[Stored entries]
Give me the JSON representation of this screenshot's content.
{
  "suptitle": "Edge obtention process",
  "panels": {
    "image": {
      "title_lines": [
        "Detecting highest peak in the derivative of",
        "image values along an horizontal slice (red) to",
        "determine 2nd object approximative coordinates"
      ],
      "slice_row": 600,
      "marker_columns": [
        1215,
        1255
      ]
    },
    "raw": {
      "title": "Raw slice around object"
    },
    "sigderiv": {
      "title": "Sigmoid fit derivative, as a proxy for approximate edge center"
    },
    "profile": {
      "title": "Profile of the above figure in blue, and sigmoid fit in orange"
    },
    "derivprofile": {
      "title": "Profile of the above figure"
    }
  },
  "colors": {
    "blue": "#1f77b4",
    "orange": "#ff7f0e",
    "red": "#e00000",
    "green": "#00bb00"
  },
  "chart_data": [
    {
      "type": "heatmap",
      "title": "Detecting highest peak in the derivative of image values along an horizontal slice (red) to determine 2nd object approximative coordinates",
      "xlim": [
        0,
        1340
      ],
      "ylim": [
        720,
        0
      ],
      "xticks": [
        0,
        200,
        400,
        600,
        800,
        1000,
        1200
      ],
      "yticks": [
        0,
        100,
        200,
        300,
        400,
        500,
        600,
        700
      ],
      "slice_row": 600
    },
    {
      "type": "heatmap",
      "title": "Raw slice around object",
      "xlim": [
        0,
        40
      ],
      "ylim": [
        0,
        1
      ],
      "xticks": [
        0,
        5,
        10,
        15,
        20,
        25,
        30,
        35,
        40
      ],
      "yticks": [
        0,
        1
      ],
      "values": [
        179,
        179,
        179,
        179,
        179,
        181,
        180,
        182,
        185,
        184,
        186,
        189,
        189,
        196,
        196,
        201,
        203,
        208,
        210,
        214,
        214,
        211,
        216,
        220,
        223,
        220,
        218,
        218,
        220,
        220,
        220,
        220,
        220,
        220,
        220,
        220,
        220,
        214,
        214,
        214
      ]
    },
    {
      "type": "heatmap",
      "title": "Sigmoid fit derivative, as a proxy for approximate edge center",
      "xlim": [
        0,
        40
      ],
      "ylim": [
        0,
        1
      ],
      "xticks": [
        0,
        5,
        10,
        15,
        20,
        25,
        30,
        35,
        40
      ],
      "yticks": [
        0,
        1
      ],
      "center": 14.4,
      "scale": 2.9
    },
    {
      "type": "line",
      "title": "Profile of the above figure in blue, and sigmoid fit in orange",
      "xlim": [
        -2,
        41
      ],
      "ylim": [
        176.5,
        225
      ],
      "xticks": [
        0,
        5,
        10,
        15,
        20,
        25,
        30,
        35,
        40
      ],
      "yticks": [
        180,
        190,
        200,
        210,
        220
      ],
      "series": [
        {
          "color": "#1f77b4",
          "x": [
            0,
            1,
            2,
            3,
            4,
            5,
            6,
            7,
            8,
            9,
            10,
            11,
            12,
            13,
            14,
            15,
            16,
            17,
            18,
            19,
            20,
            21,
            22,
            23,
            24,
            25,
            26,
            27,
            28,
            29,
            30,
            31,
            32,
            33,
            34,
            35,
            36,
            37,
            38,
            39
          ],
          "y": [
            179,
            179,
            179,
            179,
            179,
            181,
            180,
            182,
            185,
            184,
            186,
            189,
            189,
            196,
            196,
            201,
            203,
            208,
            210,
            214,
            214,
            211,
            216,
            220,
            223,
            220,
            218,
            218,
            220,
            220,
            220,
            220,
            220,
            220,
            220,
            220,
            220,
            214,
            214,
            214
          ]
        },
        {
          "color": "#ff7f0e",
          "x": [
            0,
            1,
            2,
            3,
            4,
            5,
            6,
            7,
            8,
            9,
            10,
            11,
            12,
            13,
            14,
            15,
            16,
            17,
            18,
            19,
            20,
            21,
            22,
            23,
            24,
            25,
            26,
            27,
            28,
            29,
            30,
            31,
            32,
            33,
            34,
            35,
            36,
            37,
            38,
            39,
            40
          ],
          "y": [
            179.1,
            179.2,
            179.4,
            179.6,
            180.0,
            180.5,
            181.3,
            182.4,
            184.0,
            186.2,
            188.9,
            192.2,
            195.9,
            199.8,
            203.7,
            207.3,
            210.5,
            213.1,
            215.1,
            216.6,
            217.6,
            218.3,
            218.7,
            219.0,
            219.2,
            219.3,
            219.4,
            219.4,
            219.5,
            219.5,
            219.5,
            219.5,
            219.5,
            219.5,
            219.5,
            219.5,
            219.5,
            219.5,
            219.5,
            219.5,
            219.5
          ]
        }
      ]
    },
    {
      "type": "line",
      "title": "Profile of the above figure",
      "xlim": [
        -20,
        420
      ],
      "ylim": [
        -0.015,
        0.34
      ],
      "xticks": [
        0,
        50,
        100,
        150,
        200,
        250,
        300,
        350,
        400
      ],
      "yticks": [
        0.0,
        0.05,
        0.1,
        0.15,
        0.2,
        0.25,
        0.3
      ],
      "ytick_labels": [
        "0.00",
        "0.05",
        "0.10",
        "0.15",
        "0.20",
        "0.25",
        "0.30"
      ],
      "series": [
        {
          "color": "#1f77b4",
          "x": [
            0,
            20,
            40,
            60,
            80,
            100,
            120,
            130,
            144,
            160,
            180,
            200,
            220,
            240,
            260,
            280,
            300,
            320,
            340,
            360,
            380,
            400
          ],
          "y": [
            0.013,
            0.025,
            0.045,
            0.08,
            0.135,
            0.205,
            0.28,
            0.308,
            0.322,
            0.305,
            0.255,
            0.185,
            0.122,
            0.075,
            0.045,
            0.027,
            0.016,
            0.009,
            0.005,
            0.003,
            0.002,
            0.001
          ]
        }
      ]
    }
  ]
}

INSTRUCTION
Count each line of the entries that holds the word "image", then state the total and nothing more.

EXPECTED OUTPUT
3